▶ [STATED GOAL]: Filter the records for lines holding the string "this".

▶ [DATA TO USE]:

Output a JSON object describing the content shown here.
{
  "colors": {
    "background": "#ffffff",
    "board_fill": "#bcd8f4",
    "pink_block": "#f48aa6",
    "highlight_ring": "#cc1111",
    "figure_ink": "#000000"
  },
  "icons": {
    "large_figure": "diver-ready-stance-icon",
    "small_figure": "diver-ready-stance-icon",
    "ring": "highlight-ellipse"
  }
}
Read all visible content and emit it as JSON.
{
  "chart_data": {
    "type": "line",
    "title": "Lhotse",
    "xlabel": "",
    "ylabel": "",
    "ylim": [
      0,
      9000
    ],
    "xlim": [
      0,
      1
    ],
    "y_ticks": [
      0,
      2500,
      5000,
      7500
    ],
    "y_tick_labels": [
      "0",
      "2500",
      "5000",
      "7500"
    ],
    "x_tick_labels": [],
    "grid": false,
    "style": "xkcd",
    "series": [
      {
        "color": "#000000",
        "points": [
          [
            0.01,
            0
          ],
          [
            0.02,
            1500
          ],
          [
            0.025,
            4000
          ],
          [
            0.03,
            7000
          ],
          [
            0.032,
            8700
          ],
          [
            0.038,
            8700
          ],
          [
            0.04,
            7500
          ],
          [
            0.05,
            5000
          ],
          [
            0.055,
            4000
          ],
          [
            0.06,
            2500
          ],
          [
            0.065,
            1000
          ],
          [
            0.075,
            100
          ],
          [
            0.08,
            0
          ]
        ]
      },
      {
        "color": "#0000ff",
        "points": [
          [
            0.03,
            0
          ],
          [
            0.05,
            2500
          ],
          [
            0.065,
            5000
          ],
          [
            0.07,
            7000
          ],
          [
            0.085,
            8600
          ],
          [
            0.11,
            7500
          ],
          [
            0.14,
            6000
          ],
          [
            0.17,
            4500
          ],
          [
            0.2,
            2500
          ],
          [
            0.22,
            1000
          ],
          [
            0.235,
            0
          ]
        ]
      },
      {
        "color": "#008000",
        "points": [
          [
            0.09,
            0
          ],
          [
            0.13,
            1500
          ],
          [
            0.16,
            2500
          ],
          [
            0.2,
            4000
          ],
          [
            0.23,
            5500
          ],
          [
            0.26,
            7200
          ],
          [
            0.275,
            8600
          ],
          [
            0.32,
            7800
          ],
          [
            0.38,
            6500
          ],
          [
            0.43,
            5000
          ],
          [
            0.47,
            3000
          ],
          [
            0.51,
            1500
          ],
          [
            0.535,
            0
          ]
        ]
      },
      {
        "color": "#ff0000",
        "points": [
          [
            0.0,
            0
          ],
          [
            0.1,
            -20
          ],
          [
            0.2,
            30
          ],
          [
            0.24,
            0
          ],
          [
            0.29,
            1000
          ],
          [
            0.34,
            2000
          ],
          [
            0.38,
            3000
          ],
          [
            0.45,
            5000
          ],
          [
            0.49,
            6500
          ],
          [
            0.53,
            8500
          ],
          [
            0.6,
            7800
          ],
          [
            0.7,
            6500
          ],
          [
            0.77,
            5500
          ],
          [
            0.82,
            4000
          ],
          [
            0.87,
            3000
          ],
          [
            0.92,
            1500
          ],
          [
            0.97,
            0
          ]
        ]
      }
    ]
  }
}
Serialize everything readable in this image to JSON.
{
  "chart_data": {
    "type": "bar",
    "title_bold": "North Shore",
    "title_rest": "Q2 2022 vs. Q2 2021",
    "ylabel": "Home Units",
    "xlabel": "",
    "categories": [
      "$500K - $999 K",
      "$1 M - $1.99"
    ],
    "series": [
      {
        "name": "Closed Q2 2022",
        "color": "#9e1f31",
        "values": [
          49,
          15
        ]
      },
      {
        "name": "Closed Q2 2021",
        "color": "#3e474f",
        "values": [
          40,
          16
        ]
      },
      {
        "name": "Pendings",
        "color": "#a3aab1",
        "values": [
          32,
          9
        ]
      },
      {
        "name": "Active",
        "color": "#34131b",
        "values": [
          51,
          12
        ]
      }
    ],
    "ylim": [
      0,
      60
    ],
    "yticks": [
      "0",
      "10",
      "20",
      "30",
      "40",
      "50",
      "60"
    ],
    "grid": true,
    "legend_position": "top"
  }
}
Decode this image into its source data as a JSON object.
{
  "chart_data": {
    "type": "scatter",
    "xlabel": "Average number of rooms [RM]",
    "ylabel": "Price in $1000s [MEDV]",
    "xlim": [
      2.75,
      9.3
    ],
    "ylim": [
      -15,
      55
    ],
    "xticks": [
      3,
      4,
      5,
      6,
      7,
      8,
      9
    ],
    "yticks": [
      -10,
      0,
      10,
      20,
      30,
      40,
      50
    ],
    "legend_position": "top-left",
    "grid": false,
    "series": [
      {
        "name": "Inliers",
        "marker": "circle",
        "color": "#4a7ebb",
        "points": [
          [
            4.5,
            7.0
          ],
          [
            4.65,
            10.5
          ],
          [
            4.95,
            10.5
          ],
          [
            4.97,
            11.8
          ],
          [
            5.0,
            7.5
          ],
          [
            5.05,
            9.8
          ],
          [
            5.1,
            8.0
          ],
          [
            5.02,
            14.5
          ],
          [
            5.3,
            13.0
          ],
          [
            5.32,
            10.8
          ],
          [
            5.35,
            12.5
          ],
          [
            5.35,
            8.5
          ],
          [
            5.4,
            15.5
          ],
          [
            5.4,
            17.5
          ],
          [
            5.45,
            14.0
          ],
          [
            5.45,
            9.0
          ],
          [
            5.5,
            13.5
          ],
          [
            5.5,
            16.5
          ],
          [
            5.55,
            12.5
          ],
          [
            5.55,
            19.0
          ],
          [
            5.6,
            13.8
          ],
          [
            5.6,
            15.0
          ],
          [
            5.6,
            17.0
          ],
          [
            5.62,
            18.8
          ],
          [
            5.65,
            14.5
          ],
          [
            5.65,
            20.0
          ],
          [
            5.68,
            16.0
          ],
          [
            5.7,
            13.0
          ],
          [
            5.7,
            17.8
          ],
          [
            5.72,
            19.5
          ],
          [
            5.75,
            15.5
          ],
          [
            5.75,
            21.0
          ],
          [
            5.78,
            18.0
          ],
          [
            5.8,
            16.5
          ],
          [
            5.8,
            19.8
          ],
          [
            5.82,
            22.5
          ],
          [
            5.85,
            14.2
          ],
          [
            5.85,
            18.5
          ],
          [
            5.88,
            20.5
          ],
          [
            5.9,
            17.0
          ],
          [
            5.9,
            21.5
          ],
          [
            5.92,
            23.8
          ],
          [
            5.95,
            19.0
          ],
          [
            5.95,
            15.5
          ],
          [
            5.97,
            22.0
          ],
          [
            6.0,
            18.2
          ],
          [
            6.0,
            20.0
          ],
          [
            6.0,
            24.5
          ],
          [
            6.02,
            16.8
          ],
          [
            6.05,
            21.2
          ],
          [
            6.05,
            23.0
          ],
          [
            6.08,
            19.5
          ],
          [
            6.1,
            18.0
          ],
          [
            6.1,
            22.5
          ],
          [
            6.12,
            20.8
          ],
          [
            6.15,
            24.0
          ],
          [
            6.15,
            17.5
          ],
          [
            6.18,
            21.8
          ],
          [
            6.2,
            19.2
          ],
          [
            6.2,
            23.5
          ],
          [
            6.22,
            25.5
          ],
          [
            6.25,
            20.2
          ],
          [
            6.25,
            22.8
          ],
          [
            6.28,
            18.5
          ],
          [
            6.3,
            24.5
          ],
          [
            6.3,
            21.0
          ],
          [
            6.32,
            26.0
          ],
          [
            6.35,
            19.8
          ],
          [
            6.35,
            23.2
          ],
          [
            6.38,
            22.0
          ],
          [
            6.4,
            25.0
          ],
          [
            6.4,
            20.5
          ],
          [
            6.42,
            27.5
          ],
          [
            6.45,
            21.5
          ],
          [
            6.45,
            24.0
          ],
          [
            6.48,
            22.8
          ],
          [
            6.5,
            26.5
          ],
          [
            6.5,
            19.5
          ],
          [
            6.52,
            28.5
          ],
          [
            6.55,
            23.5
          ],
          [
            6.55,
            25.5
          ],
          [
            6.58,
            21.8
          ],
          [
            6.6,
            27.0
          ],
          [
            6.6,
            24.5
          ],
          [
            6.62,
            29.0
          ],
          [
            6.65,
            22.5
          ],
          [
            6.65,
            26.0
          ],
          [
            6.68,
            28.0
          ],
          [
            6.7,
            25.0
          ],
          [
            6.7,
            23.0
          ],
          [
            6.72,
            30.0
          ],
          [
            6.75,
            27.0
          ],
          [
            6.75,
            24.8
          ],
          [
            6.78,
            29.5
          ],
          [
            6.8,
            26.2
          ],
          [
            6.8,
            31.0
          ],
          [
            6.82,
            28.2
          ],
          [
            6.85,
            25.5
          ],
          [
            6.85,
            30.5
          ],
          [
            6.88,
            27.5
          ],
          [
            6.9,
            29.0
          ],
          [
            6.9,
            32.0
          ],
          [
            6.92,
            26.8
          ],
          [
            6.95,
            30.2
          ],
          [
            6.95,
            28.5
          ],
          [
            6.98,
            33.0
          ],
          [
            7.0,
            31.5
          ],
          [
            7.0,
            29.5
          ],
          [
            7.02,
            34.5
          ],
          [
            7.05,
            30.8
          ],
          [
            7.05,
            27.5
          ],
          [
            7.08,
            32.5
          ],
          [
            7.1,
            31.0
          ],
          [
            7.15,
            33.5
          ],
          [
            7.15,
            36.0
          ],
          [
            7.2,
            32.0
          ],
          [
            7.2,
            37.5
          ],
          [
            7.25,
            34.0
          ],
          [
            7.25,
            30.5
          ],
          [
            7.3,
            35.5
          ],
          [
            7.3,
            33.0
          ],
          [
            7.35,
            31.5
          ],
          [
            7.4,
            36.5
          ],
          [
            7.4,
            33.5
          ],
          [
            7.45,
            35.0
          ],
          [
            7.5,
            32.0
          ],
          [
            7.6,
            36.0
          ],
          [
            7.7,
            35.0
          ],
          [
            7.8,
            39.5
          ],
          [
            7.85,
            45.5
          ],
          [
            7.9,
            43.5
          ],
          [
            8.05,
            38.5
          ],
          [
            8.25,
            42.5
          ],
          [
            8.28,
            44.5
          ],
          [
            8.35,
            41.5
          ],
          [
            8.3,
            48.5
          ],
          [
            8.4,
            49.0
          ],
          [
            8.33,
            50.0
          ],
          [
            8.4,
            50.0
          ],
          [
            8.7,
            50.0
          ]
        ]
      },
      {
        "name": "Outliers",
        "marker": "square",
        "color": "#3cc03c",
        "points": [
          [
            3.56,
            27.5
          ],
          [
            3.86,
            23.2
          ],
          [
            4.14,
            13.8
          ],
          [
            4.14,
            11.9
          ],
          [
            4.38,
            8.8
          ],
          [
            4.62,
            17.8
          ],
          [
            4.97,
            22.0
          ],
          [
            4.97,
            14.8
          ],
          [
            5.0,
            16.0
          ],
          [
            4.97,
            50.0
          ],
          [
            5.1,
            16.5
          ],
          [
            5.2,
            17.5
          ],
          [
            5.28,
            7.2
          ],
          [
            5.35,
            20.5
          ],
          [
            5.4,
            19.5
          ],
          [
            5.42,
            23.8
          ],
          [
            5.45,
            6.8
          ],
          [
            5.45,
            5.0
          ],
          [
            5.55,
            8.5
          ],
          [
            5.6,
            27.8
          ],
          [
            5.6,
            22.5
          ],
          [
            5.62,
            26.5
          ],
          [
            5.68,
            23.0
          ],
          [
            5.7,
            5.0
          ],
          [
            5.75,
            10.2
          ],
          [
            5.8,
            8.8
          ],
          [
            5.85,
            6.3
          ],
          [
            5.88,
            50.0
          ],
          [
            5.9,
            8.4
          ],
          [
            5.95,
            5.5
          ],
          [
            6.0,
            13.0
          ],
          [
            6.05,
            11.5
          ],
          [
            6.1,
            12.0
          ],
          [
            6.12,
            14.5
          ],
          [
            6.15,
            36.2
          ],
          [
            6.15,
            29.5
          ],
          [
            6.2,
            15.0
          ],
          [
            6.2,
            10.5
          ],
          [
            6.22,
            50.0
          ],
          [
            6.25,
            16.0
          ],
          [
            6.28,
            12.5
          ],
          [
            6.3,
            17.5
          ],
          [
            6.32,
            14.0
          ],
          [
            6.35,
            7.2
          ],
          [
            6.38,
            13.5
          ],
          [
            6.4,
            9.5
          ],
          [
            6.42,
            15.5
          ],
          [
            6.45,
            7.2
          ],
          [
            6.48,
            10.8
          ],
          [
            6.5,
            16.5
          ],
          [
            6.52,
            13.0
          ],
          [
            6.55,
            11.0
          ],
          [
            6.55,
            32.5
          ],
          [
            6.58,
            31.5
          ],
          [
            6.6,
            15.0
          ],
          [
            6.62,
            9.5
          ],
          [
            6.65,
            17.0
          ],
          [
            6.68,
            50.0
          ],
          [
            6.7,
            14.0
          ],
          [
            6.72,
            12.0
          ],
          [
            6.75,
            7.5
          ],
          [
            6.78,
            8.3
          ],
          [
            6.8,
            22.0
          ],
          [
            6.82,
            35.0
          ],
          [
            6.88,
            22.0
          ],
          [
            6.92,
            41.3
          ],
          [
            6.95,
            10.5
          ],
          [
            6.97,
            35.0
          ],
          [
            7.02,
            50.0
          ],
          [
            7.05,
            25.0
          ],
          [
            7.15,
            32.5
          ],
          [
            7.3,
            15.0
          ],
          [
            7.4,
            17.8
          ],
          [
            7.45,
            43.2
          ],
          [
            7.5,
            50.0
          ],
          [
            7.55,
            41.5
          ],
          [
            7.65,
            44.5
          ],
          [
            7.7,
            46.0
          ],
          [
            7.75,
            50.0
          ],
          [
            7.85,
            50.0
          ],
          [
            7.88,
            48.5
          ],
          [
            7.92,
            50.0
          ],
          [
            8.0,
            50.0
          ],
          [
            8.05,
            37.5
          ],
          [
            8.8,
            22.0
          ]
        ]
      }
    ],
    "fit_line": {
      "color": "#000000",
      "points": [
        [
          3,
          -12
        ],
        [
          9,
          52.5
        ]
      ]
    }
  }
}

▶ [SOLUTION TO THE EXERCISE]:
Serialize everything readable in this image to JSON.
Decode this image into its source data as a JSON object.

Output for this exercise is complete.